======== Dataset rows
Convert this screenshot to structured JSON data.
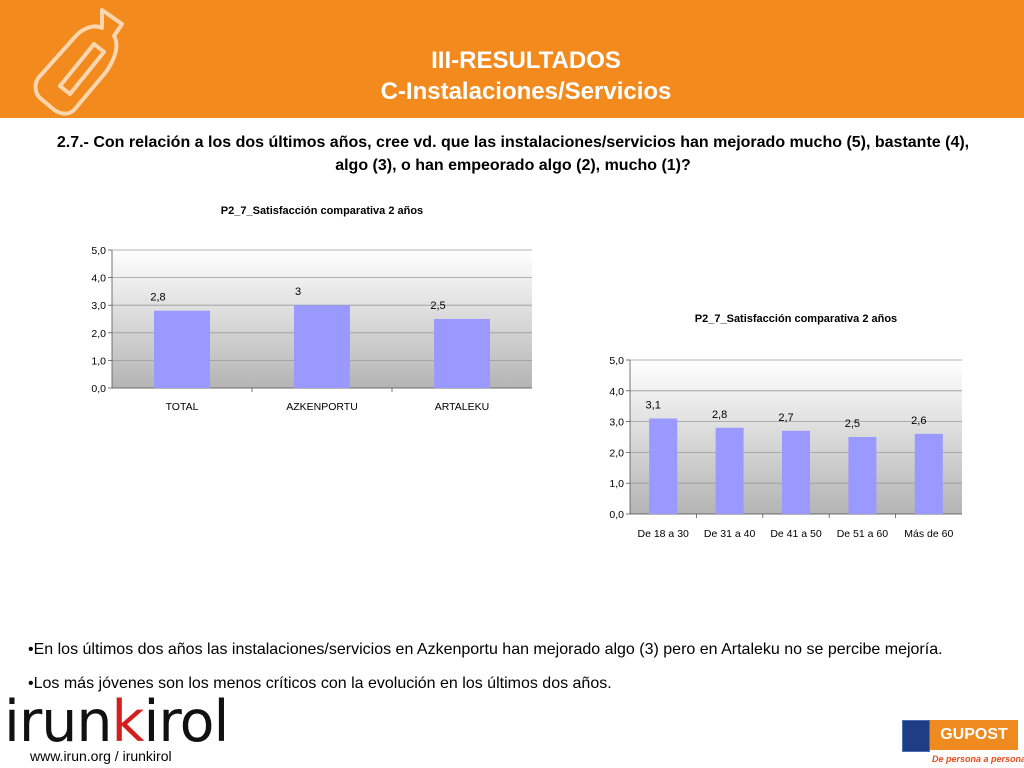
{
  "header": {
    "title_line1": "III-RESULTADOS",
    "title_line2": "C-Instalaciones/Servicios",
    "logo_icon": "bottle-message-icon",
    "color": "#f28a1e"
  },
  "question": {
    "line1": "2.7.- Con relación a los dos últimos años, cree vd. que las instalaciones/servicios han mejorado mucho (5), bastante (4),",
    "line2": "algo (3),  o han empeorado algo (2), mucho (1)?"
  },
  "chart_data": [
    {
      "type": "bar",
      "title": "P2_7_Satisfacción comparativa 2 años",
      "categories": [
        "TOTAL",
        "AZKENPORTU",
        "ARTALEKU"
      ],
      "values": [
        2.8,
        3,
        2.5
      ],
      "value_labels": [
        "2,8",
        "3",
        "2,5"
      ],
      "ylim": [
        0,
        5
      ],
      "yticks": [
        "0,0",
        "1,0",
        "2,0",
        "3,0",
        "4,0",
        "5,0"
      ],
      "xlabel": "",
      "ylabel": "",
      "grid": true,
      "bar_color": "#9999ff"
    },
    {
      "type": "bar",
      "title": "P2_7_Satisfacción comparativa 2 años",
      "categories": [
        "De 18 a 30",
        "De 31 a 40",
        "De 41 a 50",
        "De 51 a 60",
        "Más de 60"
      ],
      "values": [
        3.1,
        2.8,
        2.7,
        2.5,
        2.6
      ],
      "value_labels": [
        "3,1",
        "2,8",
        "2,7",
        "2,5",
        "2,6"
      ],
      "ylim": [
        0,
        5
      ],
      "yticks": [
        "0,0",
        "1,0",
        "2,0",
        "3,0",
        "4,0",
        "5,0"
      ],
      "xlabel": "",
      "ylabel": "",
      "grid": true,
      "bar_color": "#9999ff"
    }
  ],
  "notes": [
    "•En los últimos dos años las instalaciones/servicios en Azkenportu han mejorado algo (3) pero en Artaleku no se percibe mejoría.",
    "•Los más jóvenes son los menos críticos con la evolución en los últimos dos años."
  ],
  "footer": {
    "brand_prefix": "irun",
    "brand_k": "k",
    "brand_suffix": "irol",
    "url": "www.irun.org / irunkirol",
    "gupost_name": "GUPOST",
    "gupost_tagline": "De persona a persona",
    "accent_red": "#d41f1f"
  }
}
================
Check the records above line by line and tally those holding the string "irun". Answer with the number only.

2